REQUIRED WORK: In the entries below, count every line containing "ylabel". Reply with the number alone.

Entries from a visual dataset
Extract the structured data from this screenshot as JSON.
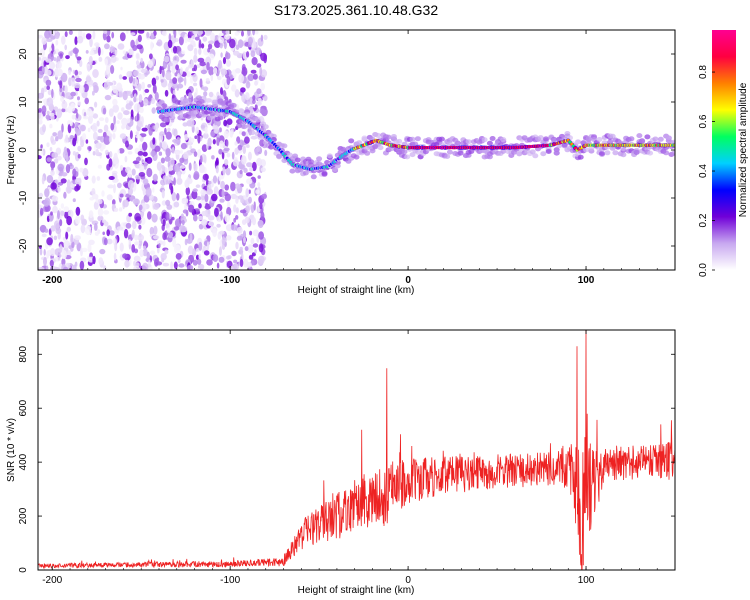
{
  "figure": {
    "title": "S173.2025.361.10.48.G32"
  },
  "chart_data": [
    {
      "type": "heatmap",
      "xlabel": "Height of straight line (km)",
      "ylabel": "Frequency (Hz)",
      "xlim": [
        -208,
        150
      ],
      "ylim": [
        -25,
        25
      ],
      "xticks": [
        -200,
        -100,
        0,
        100
      ],
      "yticks": [
        -20,
        -10,
        0,
        10,
        20
      ],
      "colorbar": {
        "label": "Normalized spectral amplitude",
        "range": [
          0.0,
          0.97
        ],
        "ticks": [
          "0.0",
          "0.2",
          "0.4",
          "0.6",
          "0.8"
        ],
        "tick_values": [
          0.0,
          0.2,
          0.4,
          0.6,
          0.8
        ],
        "colors": [
          "#ffffff",
          "#c8a8f0",
          "#7000d8",
          "#0000ff",
          "#00d0ff",
          "#00ff60",
          "#ffff00",
          "#ff8000",
          "#ff0040",
          "#ff0090"
        ]
      },
      "noise_region_x": [
        -208,
        -80
      ],
      "signal_track": {
        "x": [
          -140,
          -130,
          -120,
          -110,
          -100,
          -90,
          -80,
          -72,
          -65,
          -55,
          -45,
          -38,
          -32,
          -25,
          -18,
          -10,
          0,
          20,
          40,
          60,
          80,
          90,
          95,
          100,
          110,
          130,
          150
        ],
        "f": [
          8,
          8.5,
          9,
          8.5,
          8,
          6,
          3,
          0,
          -3,
          -4,
          -3.5,
          -1.5,
          0,
          1,
          2,
          1,
          0.5,
          0.5,
          0.5,
          0.5,
          1,
          2,
          0,
          1,
          1,
          1,
          1
        ]
      }
    },
    {
      "type": "line",
      "xlabel": "Height of straight line (km)",
      "ylabel": "SNR (10 * v/v)",
      "xlim": [
        -208,
        150
      ],
      "ylim": [
        0,
        890
      ],
      "xticks": [
        -200,
        -100,
        0,
        100
      ],
      "yticks": [
        0,
        200,
        400,
        600,
        800
      ],
      "color": "#ee2222",
      "envelope": {
        "x": [
          -208,
          -150,
          -100,
          -70,
          -60,
          -50,
          -40,
          -30,
          -20,
          -12,
          -10,
          0,
          10,
          20,
          40,
          60,
          80,
          90,
          95,
          97,
          100,
          103,
          110,
          130,
          150
        ],
        "mean": [
          15,
          20,
          22,
          30,
          130,
          170,
          200,
          240,
          260,
          280,
          300,
          330,
          340,
          350,
          360,
          370,
          375,
          380,
          300,
          150,
          380,
          300,
          390,
          400,
          405
        ],
        "spread": [
          10,
          12,
          15,
          20,
          70,
          90,
          110,
          120,
          130,
          150,
          130,
          110,
          100,
          90,
          80,
          80,
          80,
          100,
          250,
          400,
          300,
          200,
          80,
          80,
          90
        ]
      },
      "spikes": [
        {
          "x": -12,
          "y": 748
        },
        {
          "x": -26,
          "y": 520
        },
        {
          "x": 2,
          "y": 460
        },
        {
          "x": 95,
          "y": 830
        },
        {
          "x": 100,
          "y": 890
        },
        {
          "x": 97,
          "y": 30
        },
        {
          "x": 142,
          "y": 540
        },
        {
          "x": 148,
          "y": 555
        },
        {
          "x": 80,
          "y": 470
        }
      ]
    }
  ]
}
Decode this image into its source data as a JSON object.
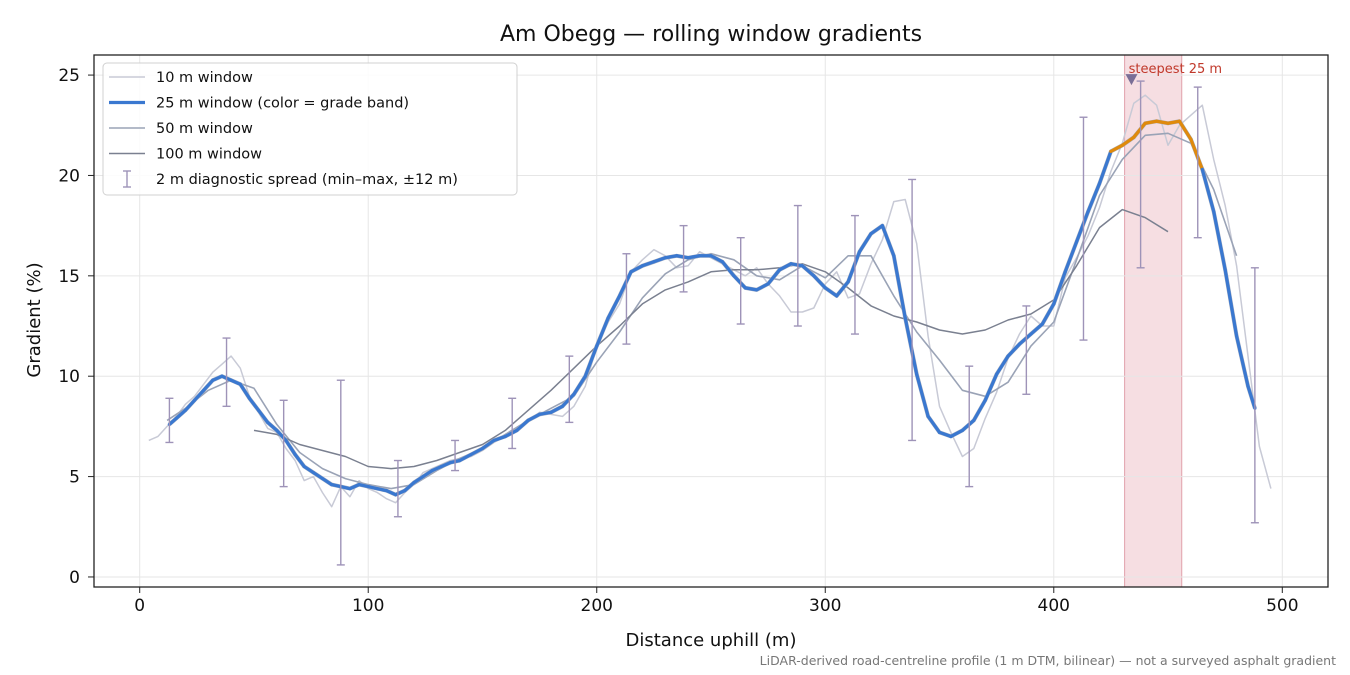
{
  "chart_data": {
    "type": "line",
    "title": "Am Obegg — rolling window gradients",
    "xlabel": "Distance uphill (m)",
    "ylabel": "Gradient (%)",
    "footnote": "LiDAR-derived road-centreline profile (1 m DTM, bilinear) — not a surveyed asphalt gradient",
    "xlim": [
      -20,
      520
    ],
    "ylim": [
      -0.5,
      26
    ],
    "xticks": [
      0,
      100,
      200,
      300,
      400,
      500
    ],
    "yticks": [
      0,
      5,
      10,
      15,
      20,
      25
    ],
    "grid": true,
    "legend_position": "top-left",
    "colors": {
      "w10": "#c8cad6",
      "w25_blue": "#3a78d0",
      "w25_orange": "#e08a0c",
      "w50": "#9aa3b6",
      "w100": "#7a8090",
      "errbar": "#9e93b8",
      "highlight": "#f0c8ce",
      "annotation": "#c0392b"
    },
    "legend": [
      {
        "key": "w10",
        "label": "10 m window"
      },
      {
        "key": "w25",
        "label": "25 m window (color = grade band)"
      },
      {
        "key": "w50",
        "label": "50 m window"
      },
      {
        "key": "w100",
        "label": "100 m window"
      },
      {
        "key": "err",
        "label": "2 m diagnostic spread (min–max, ±12 m)"
      }
    ],
    "highlight_span": {
      "x": [
        431,
        456
      ],
      "label": "steepest 25 m"
    },
    "steepest_marker": {
      "x": 434,
      "y": 24.8
    },
    "orange_threshold": 20,
    "series": [
      {
        "key": "w10",
        "x": [
          4,
          8,
          12,
          16,
          20,
          24,
          28,
          32,
          36,
          40,
          44,
          48,
          52,
          56,
          60,
          64,
          68,
          72,
          76,
          80,
          84,
          88,
          92,
          96,
          100,
          104,
          108,
          112,
          116,
          120,
          124,
          128,
          132,
          136,
          140,
          145,
          150,
          155,
          160,
          165,
          170,
          175,
          180,
          185,
          190,
          195,
          200,
          205,
          210,
          215,
          220,
          225,
          230,
          235,
          240,
          245,
          250,
          255,
          260,
          265,
          270,
          275,
          280,
          285,
          290,
          295,
          300,
          305,
          310,
          315,
          320,
          325,
          330,
          335,
          340,
          345,
          350,
          355,
          360,
          365,
          370,
          375,
          380,
          385,
          390,
          395,
          400,
          405,
          410,
          415,
          420,
          425,
          430,
          435,
          440,
          445,
          450,
          455,
          460,
          465,
          470,
          475,
          480,
          485,
          490,
          495
        ],
        "y": [
          6.8,
          7.0,
          7.5,
          8.0,
          8.6,
          9.0,
          9.6,
          10.2,
          10.6,
          11.0,
          10.4,
          9.0,
          8.2,
          7.4,
          7.2,
          6.4,
          5.8,
          4.8,
          5.0,
          4.2,
          3.5,
          4.5,
          4.0,
          4.8,
          4.4,
          4.2,
          3.9,
          3.7,
          4.2,
          4.6,
          5.2,
          5.4,
          5.6,
          5.8,
          5.9,
          6.0,
          6.3,
          6.7,
          7.0,
          7.3,
          7.8,
          8.2,
          8.1,
          8.0,
          8.5,
          9.5,
          11.5,
          12.7,
          13.6,
          15.2,
          15.8,
          16.3,
          16.0,
          15.4,
          15.5,
          16.2,
          15.9,
          15.6,
          15.3,
          15.0,
          15.4,
          14.6,
          14.0,
          13.2,
          13.2,
          13.4,
          14.6,
          15.2,
          13.9,
          14.1,
          15.6,
          16.8,
          18.7,
          18.8,
          16.6,
          12.0,
          8.5,
          7.2,
          6.0,
          6.4,
          7.9,
          9.2,
          10.9,
          12.1,
          13.0,
          12.5,
          12.5,
          14.9,
          15.9,
          17.0,
          18.4,
          20.2,
          21.6,
          23.6,
          24.0,
          23.5,
          21.5,
          22.5,
          23.0,
          23.5,
          20.8,
          18.5,
          15.5,
          11.0,
          6.5,
          4.4
        ]
      },
      {
        "key": "w25",
        "x": [
          13,
          16,
          20,
          24,
          28,
          32,
          36,
          40,
          44,
          48,
          52,
          56,
          60,
          64,
          68,
          72,
          76,
          80,
          84,
          88,
          92,
          96,
          100,
          104,
          108,
          112,
          116,
          120,
          124,
          128,
          132,
          136,
          140,
          145,
          150,
          155,
          160,
          165,
          170,
          175,
          180,
          185,
          190,
          195,
          200,
          205,
          210,
          215,
          220,
          225,
          230,
          235,
          240,
          245,
          250,
          255,
          260,
          265,
          270,
          275,
          280,
          285,
          290,
          295,
          300,
          305,
          310,
          315,
          320,
          325,
          330,
          335,
          340,
          345,
          350,
          355,
          360,
          365,
          370,
          375,
          380,
          385,
          390,
          395,
          400,
          405,
          410,
          415,
          420,
          425,
          430,
          435,
          440,
          445,
          450,
          455,
          460,
          465,
          470,
          475,
          480,
          485,
          488
        ],
        "y": [
          7.6,
          7.9,
          8.3,
          8.8,
          9.3,
          9.8,
          10.0,
          9.8,
          9.6,
          8.9,
          8.3,
          7.7,
          7.3,
          6.8,
          6.1,
          5.5,
          5.2,
          4.9,
          4.6,
          4.5,
          4.4,
          4.6,
          4.5,
          4.4,
          4.3,
          4.1,
          4.3,
          4.7,
          5.0,
          5.3,
          5.5,
          5.7,
          5.8,
          6.1,
          6.4,
          6.8,
          7.0,
          7.3,
          7.8,
          8.1,
          8.2,
          8.5,
          9.1,
          10.0,
          11.5,
          12.9,
          14.0,
          15.2,
          15.5,
          15.7,
          15.9,
          16.0,
          15.9,
          16.0,
          16.0,
          15.7,
          15.0,
          14.4,
          14.3,
          14.6,
          15.3,
          15.6,
          15.5,
          15.0,
          14.4,
          14.0,
          14.7,
          16.2,
          17.1,
          17.5,
          16.0,
          12.9,
          10.1,
          8.0,
          7.2,
          7.0,
          7.3,
          7.8,
          8.8,
          10.1,
          11.0,
          11.6,
          12.1,
          12.6,
          13.6,
          15.2,
          16.7,
          18.2,
          19.6,
          21.2,
          21.5,
          21.9,
          22.6,
          22.7,
          22.6,
          22.7,
          21.8,
          20.3,
          18.2,
          15.3,
          12.0,
          9.5,
          8.4
        ]
      },
      {
        "key": "w50",
        "x": [
          12,
          20,
          30,
          40,
          50,
          60,
          70,
          80,
          90,
          100,
          110,
          120,
          130,
          140,
          150,
          160,
          170,
          180,
          190,
          200,
          210,
          220,
          230,
          240,
          250,
          260,
          270,
          280,
          290,
          300,
          310,
          320,
          330,
          340,
          350,
          360,
          370,
          380,
          390,
          400,
          410,
          420,
          430,
          440,
          450,
          460,
          470,
          480
        ],
        "y": [
          7.8,
          8.4,
          9.3,
          9.8,
          9.4,
          7.6,
          6.2,
          5.4,
          4.9,
          4.6,
          4.4,
          4.6,
          5.3,
          5.9,
          6.4,
          7.1,
          7.8,
          8.4,
          9.0,
          10.7,
          12.2,
          13.9,
          15.1,
          15.8,
          16.1,
          15.8,
          15.0,
          14.8,
          15.5,
          14.9,
          16.0,
          16.0,
          14.0,
          12.2,
          10.8,
          9.3,
          9.0,
          9.7,
          11.5,
          12.7,
          15.8,
          19.0,
          20.8,
          22.0,
          22.1,
          21.6,
          19.3,
          16.0
        ]
      },
      {
        "key": "w100",
        "x": [
          50,
          60,
          70,
          80,
          90,
          100,
          110,
          120,
          130,
          140,
          150,
          160,
          170,
          180,
          190,
          200,
          210,
          220,
          230,
          240,
          250,
          260,
          270,
          280,
          290,
          300,
          310,
          320,
          330,
          340,
          350,
          360,
          370,
          380,
          390,
          400,
          410,
          420,
          430,
          440,
          450
        ],
        "y": [
          7.3,
          7.1,
          6.6,
          6.3,
          6.0,
          5.5,
          5.4,
          5.5,
          5.8,
          6.2,
          6.6,
          7.3,
          8.3,
          9.3,
          10.4,
          11.5,
          12.5,
          13.6,
          14.3,
          14.7,
          15.2,
          15.3,
          15.3,
          15.4,
          15.6,
          15.2,
          14.4,
          13.5,
          13.0,
          12.7,
          12.3,
          12.1,
          12.3,
          12.8,
          13.1,
          13.8,
          15.5,
          17.4,
          18.3,
          17.9,
          17.2
        ]
      }
    ],
    "error_bars": [
      {
        "x": 13,
        "y": 7.6,
        "lo": 6.7,
        "hi": 8.9
      },
      {
        "x": 38,
        "y": 10.0,
        "lo": 8.5,
        "hi": 11.9
      },
      {
        "x": 63,
        "y": 7.0,
        "lo": 4.5,
        "hi": 8.8
      },
      {
        "x": 88,
        "y": 4.5,
        "lo": 0.6,
        "hi": 9.8
      },
      {
        "x": 113,
        "y": 4.1,
        "lo": 3.0,
        "hi": 5.8
      },
      {
        "x": 138,
        "y": 5.7,
        "lo": 5.3,
        "hi": 6.8
      },
      {
        "x": 163,
        "y": 7.0,
        "lo": 6.4,
        "hi": 8.9
      },
      {
        "x": 188,
        "y": 8.5,
        "lo": 7.7,
        "hi": 11.0
      },
      {
        "x": 213,
        "y": 15.2,
        "lo": 11.6,
        "hi": 16.1
      },
      {
        "x": 238,
        "y": 15.9,
        "lo": 14.2,
        "hi": 17.5
      },
      {
        "x": 263,
        "y": 14.8,
        "lo": 12.6,
        "hi": 16.9
      },
      {
        "x": 288,
        "y": 15.6,
        "lo": 12.5,
        "hi": 18.5
      },
      {
        "x": 313,
        "y": 14.6,
        "lo": 12.1,
        "hi": 18.0
      },
      {
        "x": 338,
        "y": 12.9,
        "lo": 6.8,
        "hi": 19.8
      },
      {
        "x": 363,
        "y": 7.0,
        "lo": 4.5,
        "hi": 10.5
      },
      {
        "x": 388,
        "y": 11.7,
        "lo": 9.1,
        "hi": 13.5
      },
      {
        "x": 413,
        "y": 16.7,
        "lo": 11.8,
        "hi": 22.9
      },
      {
        "x": 438,
        "y": 22.6,
        "lo": 15.4,
        "hi": 24.7
      },
      {
        "x": 463,
        "y": 21.8,
        "lo": 16.9,
        "hi": 24.4
      },
      {
        "x": 488,
        "y": 8.4,
        "lo": 2.7,
        "hi": 15.4
      }
    ]
  }
}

FULL ANSWER: 3